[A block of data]
__________________________________________________
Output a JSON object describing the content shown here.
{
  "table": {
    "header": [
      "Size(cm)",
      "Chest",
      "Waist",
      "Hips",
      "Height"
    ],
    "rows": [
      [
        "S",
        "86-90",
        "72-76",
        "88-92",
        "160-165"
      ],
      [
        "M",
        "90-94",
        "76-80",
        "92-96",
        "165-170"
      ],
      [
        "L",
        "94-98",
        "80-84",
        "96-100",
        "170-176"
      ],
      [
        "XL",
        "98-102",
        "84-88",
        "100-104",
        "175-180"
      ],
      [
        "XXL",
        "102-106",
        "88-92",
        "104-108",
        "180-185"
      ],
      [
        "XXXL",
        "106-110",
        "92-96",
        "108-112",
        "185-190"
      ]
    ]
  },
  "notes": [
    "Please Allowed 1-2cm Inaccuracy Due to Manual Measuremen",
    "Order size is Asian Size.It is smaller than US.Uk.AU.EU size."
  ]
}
__________________________________________________
### What is expected
Produce a verbatim transcription of the entries above.

### Result of the task
Output a JSON object describing the content shown here.
{
  "table": {
    "header": [
      "Size(cm)",
      "Chest",
      "Waist",
      "Hips",
      "Height"
    ],
    "rows": [
      [
        "S",
        "86-90",
        "72-76",
        "88-92",
        "160-165"
      ],
      [
        "M",
        "90-94",
        "76-80",
        "92-96",
        "165-170"
      ],
      [
        "L",
        "94-98",
        "80-84",
        "96-100",
        "170-176"
      ],
      [
        "XL",
        "98-102",
        "84-88",
        "100-104",
        "175-180"
      ],
      [
        "XXL",
        "102-106",
        "88-92",
        "104-108",
        "180-185"
      ],
      [
        "XXXL",
        "106-110",
        "92-96",
        "108-112",
        "185-190"
      ]
    ]
  },
  "notes": [
    "Please Allowed 1-2cm Inaccuracy Due to Manual Measuremen",
    "Order size is Asian Size.It is smaller than US.Uk.AU.EU size."
  ]
}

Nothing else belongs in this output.